begin
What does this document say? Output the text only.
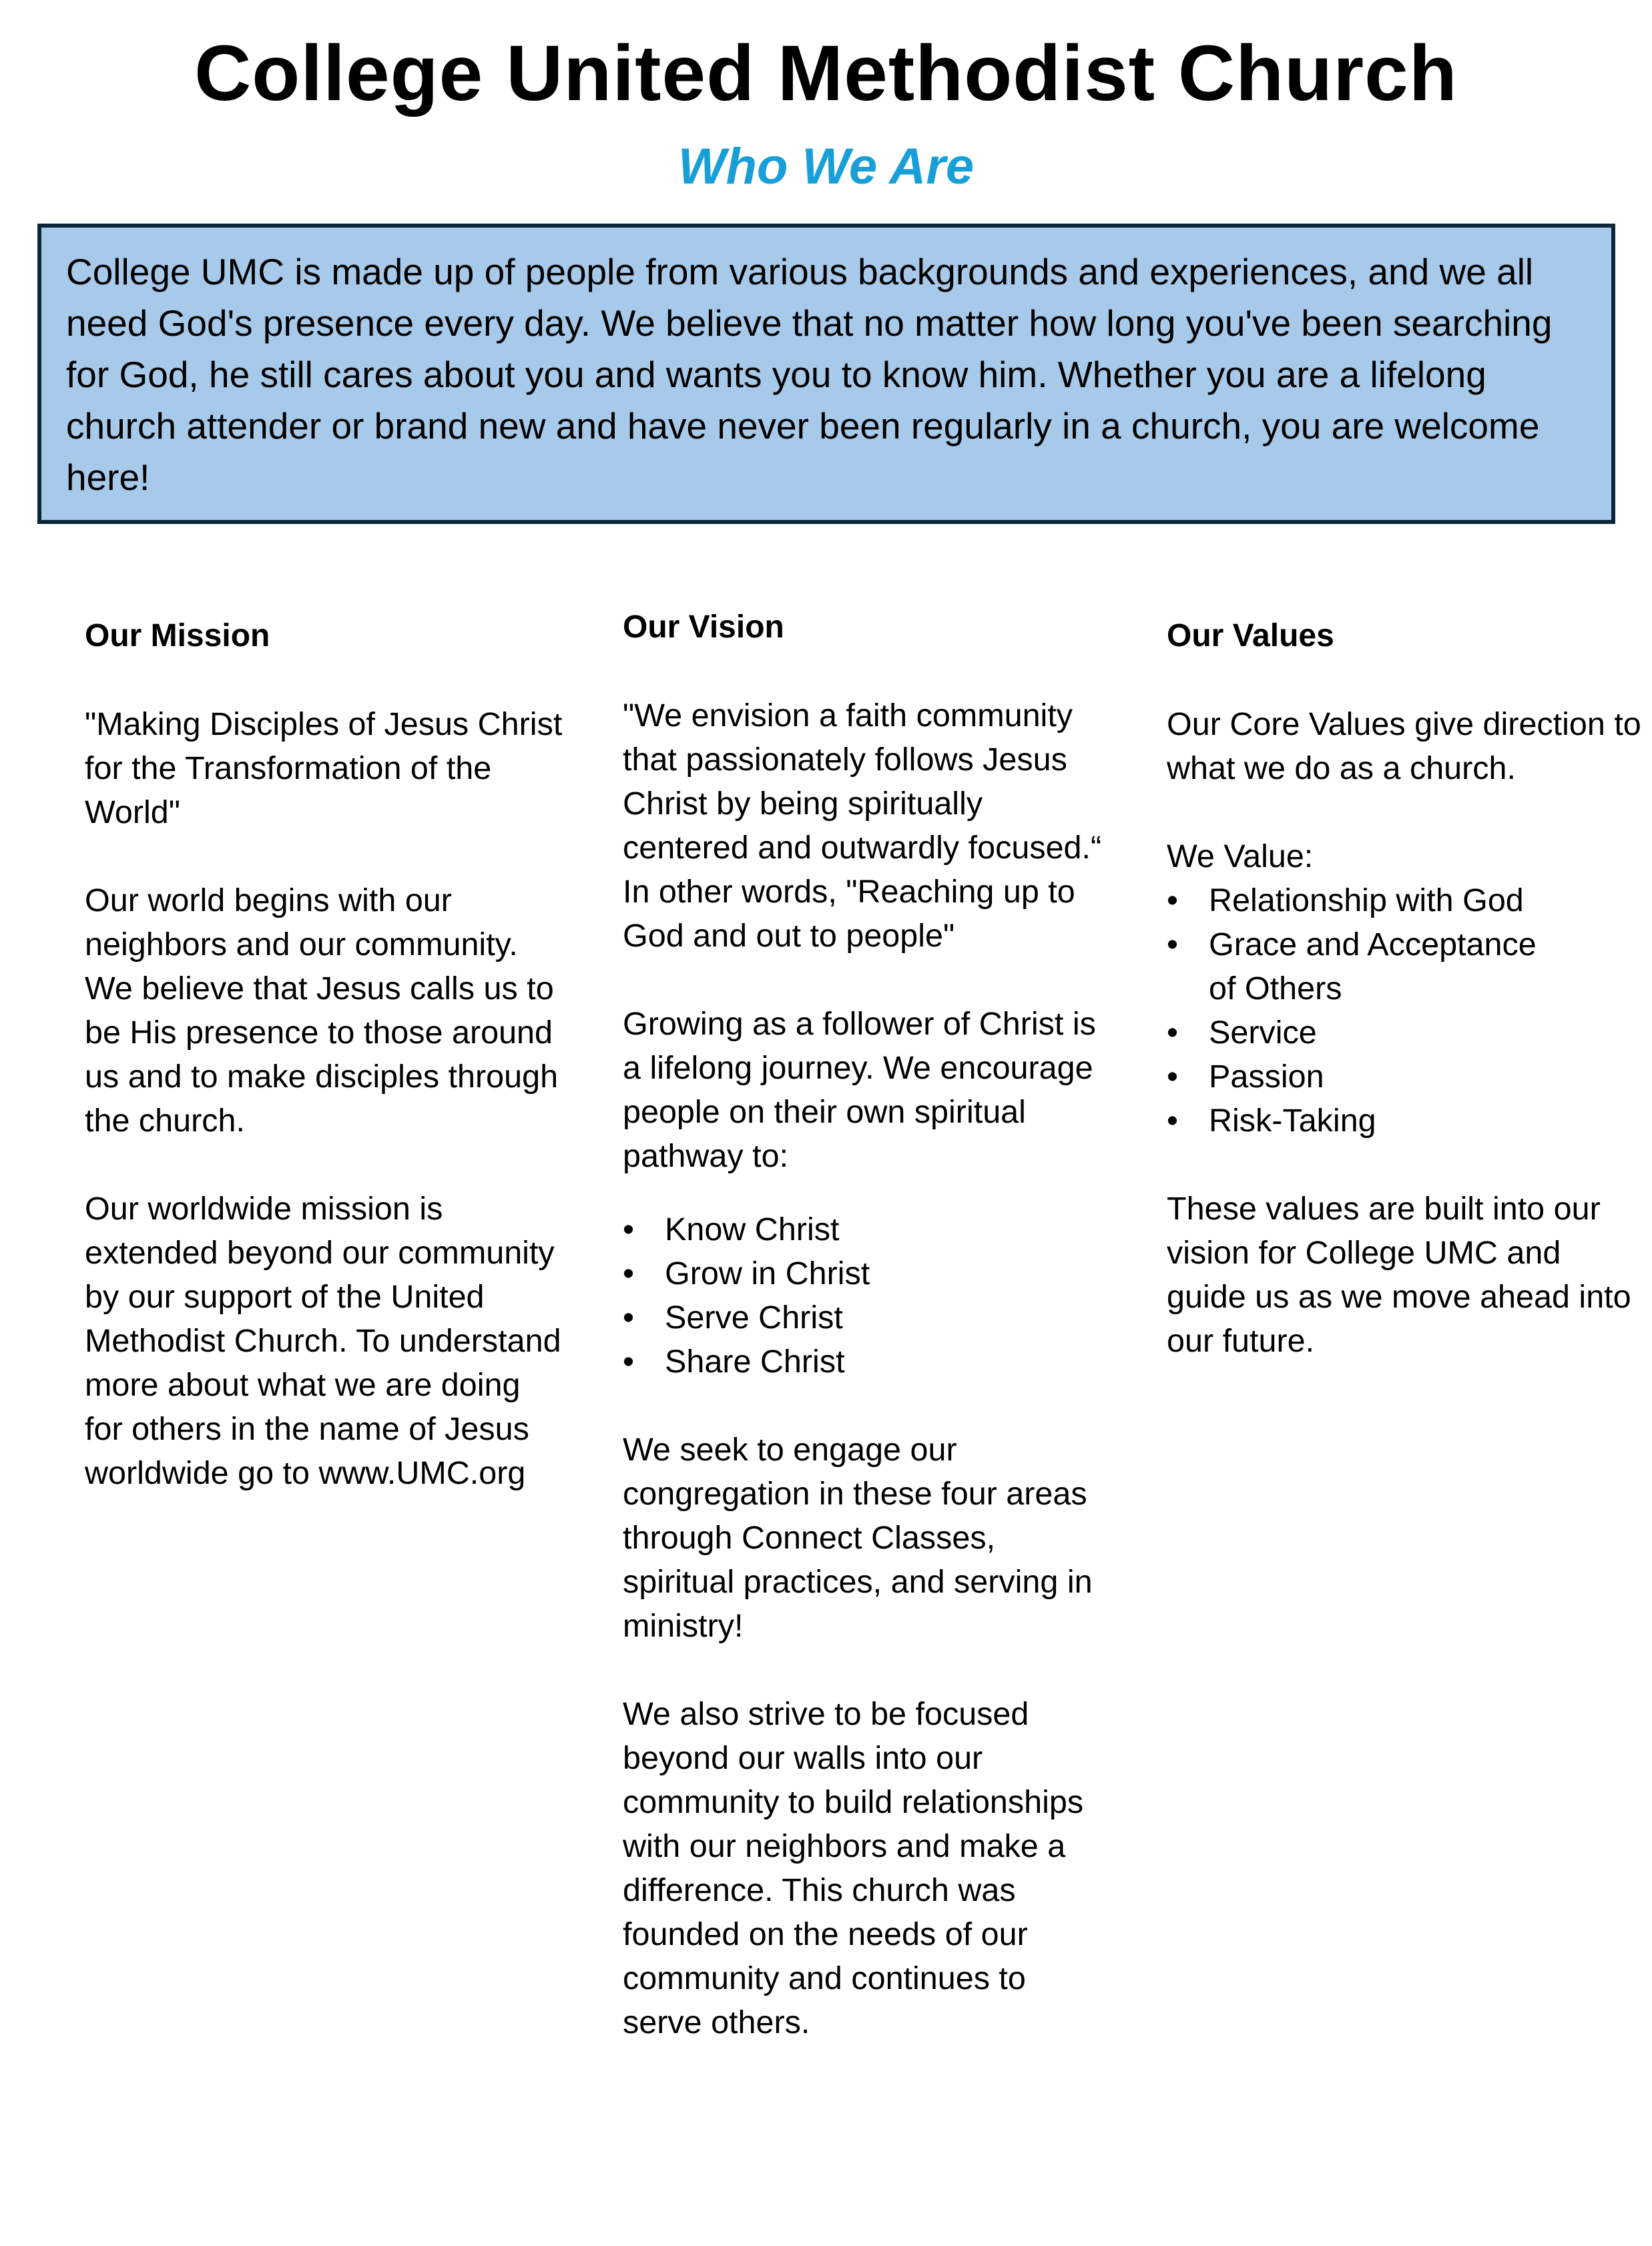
College United Methodist Church
Who We Are

College UMC is made up of people from various backgrounds and experiences, and we all need God's presence every day. We believe that no matter how long you've been searching for God, he still cares about you and wants you to know him. Whether you are a lifelong church attender or brand new and have never been regularly in a church, you are welcome here!

Our Mission

"Making Disciples of Jesus Christ for the Transformation of the World"

Our world begins with our neighbors and our community. We believe that Jesus calls us to be His presence to those around us and to make disciples through the church.

Our worldwide mission is extended beyond our community by our support of the United Methodist Church. To understand more about what we are doing for others in the name of Jesus worldwide go to www.UMC.org

Our Vision

"We envision a faith community that passionately follows Jesus Christ by being spiritually centered and outwardly focused.“ In other words, "Reaching up to God and out to people"

Growing as a follower of Christ is a lifelong journey. We encourage people on their own spiritual pathway to:

• Know Christ
• Grow in Christ
• Serve Christ
• Share Christ

We seek to engage our congregation in these four areas through Connect Classes, spiritual practices, and serving in ministry!

We also strive to be focused beyond our walls into our community to build relationships with our neighbors and make a difference. This church was founded on the needs of our community and continues to serve others.

Our Values

Our Core Values give direction to what we do as a church.

We Value:

• Relationship with God
• Grace and Acceptance of Others
• Service
• Passion
• Risk-Taking

These values are built into our vision for College UMC and guide us as we move ahead into our future.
end
EXERCISE BRIEF:
Take every line containing the word "lifelong" and copy it.

WORKED ANSWER:
College UMC is made up of people from various backgrounds and experiences, and we all need God's presence every day. We believe that no matter how long you've been searching for God, he still cares about you and wants you to know him. Whether you are a lifelong church attender or brand new and have never been regularly in a church, you are welcome here!
Growing as a follower of Christ is a lifelong journey. We encourage people on their own spiritual pathway to:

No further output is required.